Wherever a line holds the word "Петров", copy that line out.

Provided data:
* begin *

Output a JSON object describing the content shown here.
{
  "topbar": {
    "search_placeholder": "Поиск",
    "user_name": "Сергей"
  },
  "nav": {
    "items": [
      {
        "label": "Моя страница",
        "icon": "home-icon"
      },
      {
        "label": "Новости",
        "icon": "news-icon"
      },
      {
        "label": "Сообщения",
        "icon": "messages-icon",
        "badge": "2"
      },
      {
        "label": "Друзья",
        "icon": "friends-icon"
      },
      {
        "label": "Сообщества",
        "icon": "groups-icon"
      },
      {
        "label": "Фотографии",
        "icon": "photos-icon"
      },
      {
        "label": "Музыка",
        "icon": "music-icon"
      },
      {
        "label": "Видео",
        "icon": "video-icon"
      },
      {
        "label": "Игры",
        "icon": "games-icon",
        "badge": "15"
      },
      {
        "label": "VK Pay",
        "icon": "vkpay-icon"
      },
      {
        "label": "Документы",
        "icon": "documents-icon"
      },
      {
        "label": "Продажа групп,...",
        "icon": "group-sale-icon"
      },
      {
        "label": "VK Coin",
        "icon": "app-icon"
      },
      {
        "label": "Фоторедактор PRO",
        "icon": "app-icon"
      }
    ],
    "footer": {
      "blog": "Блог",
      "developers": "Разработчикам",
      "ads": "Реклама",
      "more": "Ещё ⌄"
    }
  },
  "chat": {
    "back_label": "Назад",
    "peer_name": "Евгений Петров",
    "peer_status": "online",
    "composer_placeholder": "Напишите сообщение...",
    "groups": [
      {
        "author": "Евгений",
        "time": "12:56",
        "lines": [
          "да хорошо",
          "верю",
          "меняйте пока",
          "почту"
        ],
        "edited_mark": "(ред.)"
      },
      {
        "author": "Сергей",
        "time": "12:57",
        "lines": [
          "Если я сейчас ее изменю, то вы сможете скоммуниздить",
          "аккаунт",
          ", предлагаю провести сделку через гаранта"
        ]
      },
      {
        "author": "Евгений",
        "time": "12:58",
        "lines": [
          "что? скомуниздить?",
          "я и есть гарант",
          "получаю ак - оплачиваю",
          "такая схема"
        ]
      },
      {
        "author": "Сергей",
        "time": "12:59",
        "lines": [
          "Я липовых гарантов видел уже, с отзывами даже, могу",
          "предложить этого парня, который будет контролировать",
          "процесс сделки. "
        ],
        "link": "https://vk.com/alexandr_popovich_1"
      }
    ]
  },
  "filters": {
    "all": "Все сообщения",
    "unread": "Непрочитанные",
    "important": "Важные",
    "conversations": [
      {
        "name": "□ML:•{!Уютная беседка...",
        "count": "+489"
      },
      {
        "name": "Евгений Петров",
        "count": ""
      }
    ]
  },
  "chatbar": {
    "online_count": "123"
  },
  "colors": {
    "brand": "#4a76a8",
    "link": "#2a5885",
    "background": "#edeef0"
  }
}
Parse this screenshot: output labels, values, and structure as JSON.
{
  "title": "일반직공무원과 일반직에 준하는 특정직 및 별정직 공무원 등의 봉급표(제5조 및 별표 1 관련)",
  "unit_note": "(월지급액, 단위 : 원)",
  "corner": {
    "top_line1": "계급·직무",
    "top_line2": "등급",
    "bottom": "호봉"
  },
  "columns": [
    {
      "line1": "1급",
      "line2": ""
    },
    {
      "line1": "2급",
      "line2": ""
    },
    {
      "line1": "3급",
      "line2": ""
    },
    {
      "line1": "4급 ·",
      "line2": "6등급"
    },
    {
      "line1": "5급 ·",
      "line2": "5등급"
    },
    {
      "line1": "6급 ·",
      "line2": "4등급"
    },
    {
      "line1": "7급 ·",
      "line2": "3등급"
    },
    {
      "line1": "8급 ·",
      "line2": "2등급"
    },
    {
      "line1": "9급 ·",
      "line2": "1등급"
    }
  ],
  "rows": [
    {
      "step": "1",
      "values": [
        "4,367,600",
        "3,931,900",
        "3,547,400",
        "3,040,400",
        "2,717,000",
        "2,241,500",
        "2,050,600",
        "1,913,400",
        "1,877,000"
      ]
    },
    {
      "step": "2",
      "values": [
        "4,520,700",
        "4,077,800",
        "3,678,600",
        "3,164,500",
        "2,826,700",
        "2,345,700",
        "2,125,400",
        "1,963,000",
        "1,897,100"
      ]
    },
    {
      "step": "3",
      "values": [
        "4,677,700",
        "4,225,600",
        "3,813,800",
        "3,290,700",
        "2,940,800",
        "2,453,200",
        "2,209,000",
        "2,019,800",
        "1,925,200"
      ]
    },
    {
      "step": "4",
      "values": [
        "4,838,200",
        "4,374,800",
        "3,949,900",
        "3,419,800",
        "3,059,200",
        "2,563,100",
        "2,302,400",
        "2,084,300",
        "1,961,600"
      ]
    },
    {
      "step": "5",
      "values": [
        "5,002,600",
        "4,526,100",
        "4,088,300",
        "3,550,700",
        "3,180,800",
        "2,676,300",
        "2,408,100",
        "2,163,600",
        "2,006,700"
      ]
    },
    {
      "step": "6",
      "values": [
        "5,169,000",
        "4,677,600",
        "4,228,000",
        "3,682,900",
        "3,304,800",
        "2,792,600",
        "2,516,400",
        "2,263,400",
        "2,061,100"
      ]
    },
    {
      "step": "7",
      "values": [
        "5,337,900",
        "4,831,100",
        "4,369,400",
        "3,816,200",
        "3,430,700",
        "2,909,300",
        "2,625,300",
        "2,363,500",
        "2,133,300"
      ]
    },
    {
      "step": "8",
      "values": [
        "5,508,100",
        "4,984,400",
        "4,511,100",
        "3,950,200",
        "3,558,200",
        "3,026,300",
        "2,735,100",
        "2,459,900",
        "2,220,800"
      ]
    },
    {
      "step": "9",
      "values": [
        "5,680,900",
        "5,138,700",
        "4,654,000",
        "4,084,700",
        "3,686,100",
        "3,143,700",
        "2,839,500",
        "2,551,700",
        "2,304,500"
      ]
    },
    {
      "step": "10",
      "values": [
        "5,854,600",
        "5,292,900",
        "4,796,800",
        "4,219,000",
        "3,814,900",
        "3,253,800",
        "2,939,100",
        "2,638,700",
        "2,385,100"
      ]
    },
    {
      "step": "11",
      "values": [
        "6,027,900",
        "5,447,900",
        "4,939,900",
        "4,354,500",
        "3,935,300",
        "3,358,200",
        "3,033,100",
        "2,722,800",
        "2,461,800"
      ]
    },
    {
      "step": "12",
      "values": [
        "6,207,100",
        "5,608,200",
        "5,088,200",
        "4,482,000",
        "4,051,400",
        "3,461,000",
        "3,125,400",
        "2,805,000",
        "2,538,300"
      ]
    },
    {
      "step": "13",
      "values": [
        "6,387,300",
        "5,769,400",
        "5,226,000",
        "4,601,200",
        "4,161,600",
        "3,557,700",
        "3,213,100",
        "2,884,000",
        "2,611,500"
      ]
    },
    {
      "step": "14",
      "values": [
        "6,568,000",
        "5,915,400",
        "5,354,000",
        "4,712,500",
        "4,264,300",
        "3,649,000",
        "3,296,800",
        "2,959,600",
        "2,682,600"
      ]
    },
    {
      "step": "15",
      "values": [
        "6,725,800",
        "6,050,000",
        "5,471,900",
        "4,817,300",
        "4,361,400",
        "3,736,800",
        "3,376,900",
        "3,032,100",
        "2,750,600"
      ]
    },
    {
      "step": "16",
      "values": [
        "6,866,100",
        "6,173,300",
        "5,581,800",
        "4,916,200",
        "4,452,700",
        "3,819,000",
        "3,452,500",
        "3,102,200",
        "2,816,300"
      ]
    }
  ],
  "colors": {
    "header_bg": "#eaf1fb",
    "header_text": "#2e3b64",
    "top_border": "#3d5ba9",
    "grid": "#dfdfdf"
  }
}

* end *

Task result:
    "peer_name": "Евгений Петров",
        "name": "Евгений Петров",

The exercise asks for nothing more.